WHAT IS EXPECTED:
Write out the material exactly, with the pictures left out.

* BEGIN EXCERPTED DATA *

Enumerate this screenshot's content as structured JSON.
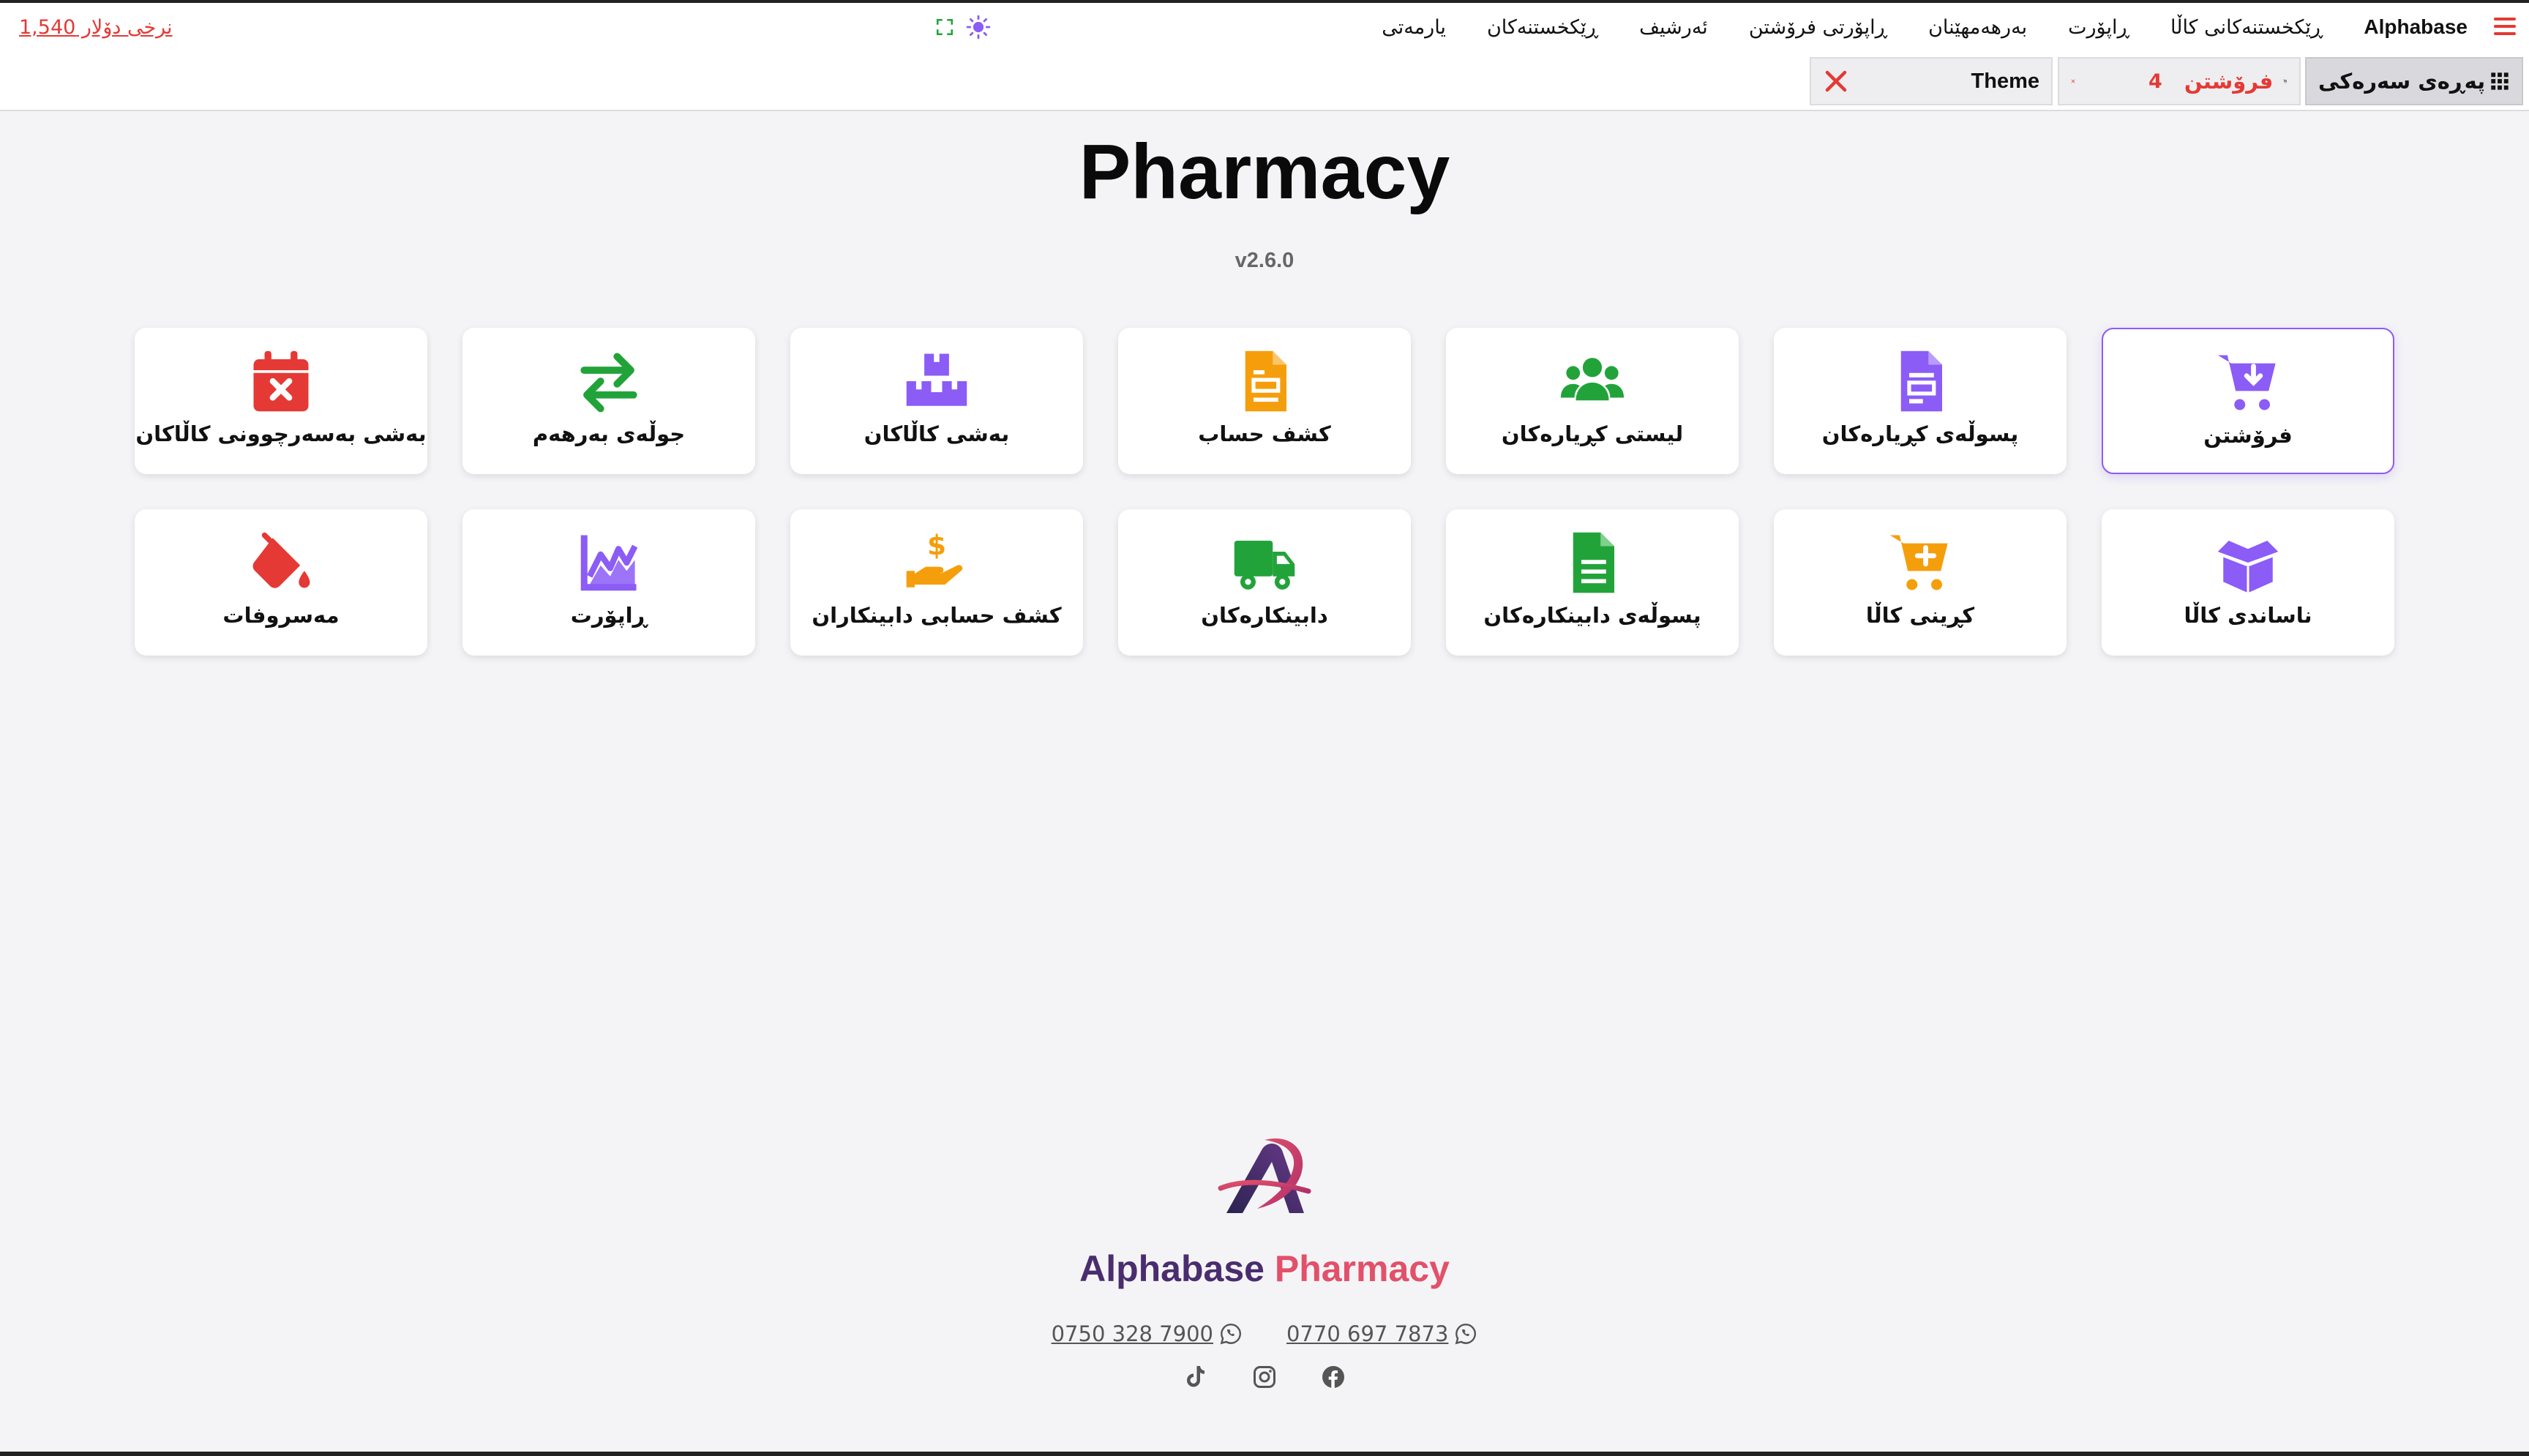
{
  "topnav": {
    "brand": "Alphabase",
    "links": [
      "ڕێکخستنەکانی کاڵا",
      "ڕاپۆرت",
      "بەرهەمهێنان",
      "ڕاپۆرتی فرۆشتن",
      "ئەرشیف",
      "ڕێکخستنەکان",
      "یارمەتی"
    ],
    "dollar_rate": "نرخی دۆلار 1,540"
  },
  "tabs": {
    "home_label": "پەڕەی سەرەکی",
    "sales_label": "فرۆشتن",
    "sales_count": "4",
    "theme_label": "Theme"
  },
  "title": "Pharmacy",
  "version": "v2.6.0",
  "cards": [
    {
      "label": "فرۆشتن",
      "icon": "cart-download-icon"
    },
    {
      "label": "پسوڵەی کڕیارەکان",
      "icon": "invoice-icon"
    },
    {
      "label": "لیستی کڕیارەکان",
      "icon": "users-icon"
    },
    {
      "label": "کشف حساب",
      "icon": "statement-icon"
    },
    {
      "label": "بەشی کاڵاکان",
      "icon": "boxes-icon"
    },
    {
      "label": "جوڵەی بەرهەم",
      "icon": "transfer-arrows-icon"
    },
    {
      "label": "بەشی بەسەرچوونی کاڵاکان",
      "icon": "calendar-expired-icon"
    },
    {
      "label": "ناساندی کاڵا",
      "icon": "open-box-icon"
    },
    {
      "label": "کڕینی کاڵا",
      "icon": "cart-plus-icon"
    },
    {
      "label": "پسوڵەی دابینکارەکان",
      "icon": "document-icon"
    },
    {
      "label": "دابینکارەکان",
      "icon": "truck-icon"
    },
    {
      "label": "کشف حسابی دابینکاران",
      "icon": "hand-dollar-icon"
    },
    {
      "label": "ڕاپۆرت",
      "icon": "chart-line-icon"
    },
    {
      "label": "مەسروفات",
      "icon": "paint-bucket-icon"
    }
  ],
  "colors": {
    "accent": "#8b5cf6",
    "danger": "#e53935",
    "green": "#22a33a",
    "orange": "#f59e0b"
  },
  "footer": {
    "brand_part1": "Alphabase",
    "brand_part2": "Pharmacy",
    "phone1": "0770 697 7873",
    "phone2": "0750 328 7900",
    "socials": [
      "facebook-icon",
      "instagram-icon",
      "tiktok-icon"
    ]
  }
}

* END EXCERPTED DATA *

FINAL ANSWER:
Enumerate this screenshot's content as structured JSON.
{
  "topnav": {
    "brand": "Alphabase",
    "links": [
      "ڕێکخستنەکانی کاڵا",
      "ڕاپۆرت",
      "بەرهەمهێنان",
      "ڕاپۆرتی فرۆشتن",
      "ئەرشیف",
      "ڕێکخستنەکان",
      "یارمەتی"
    ],
    "dollar_rate": "نرخی دۆلار 1,540"
  },
  "tabs": {
    "home_label": "پەڕەی سەرەکی",
    "sales_label": "فرۆشتن",
    "sales_count": "4",
    "theme_label": "Theme"
  },
  "title": "Pharmacy",
  "version": "v2.6.0",
  "cards": [
    {
      "label": "فرۆشتن",
      "icon": "cart-download-icon"
    },
    {
      "label": "پسوڵەی کڕیارەکان",
      "icon": "invoice-icon"
    },
    {
      "label": "لیستی کڕیارەکان",
      "icon": "users-icon"
    },
    {
      "label": "کشف حساب",
      "icon": "statement-icon"
    },
    {
      "label": "بەشی کاڵاکان",
      "icon": "boxes-icon"
    },
    {
      "label": "جوڵەی بەرهەم",
      "icon": "transfer-arrows-icon"
    },
    {
      "label": "بەشی بەسەرچوونی کاڵاکان",
      "icon": "calendar-expired-icon"
    },
    {
      "label": "ناساندی کاڵا",
      "icon": "open-box-icon"
    },
    {
      "label": "کڕینی کاڵا",
      "icon": "cart-plus-icon"
    },
    {
      "label": "پسوڵەی دابینکارەکان",
      "icon": "document-icon"
    },
    {
      "label": "دابینکارەکان",
      "icon": "truck-icon"
    },
    {
      "label": "کشف حسابی دابینکاران",
      "icon": "hand-dollar-icon"
    },
    {
      "label": "ڕاپۆرت",
      "icon": "chart-line-icon"
    },
    {
      "label": "مەسروفات",
      "icon": "paint-bucket-icon"
    }
  ],
  "colors": {
    "accent": "#8b5cf6",
    "danger": "#e53935",
    "green": "#22a33a",
    "orange": "#f59e0b"
  },
  "footer": {
    "brand_part1": "Alphabase",
    "brand_part2": "Pharmacy",
    "phone1": "0770 697 7873",
    "phone2": "0750 328 7900",
    "socials": [
      "facebook-icon",
      "instagram-icon",
      "tiktok-icon"
    ]
  }
}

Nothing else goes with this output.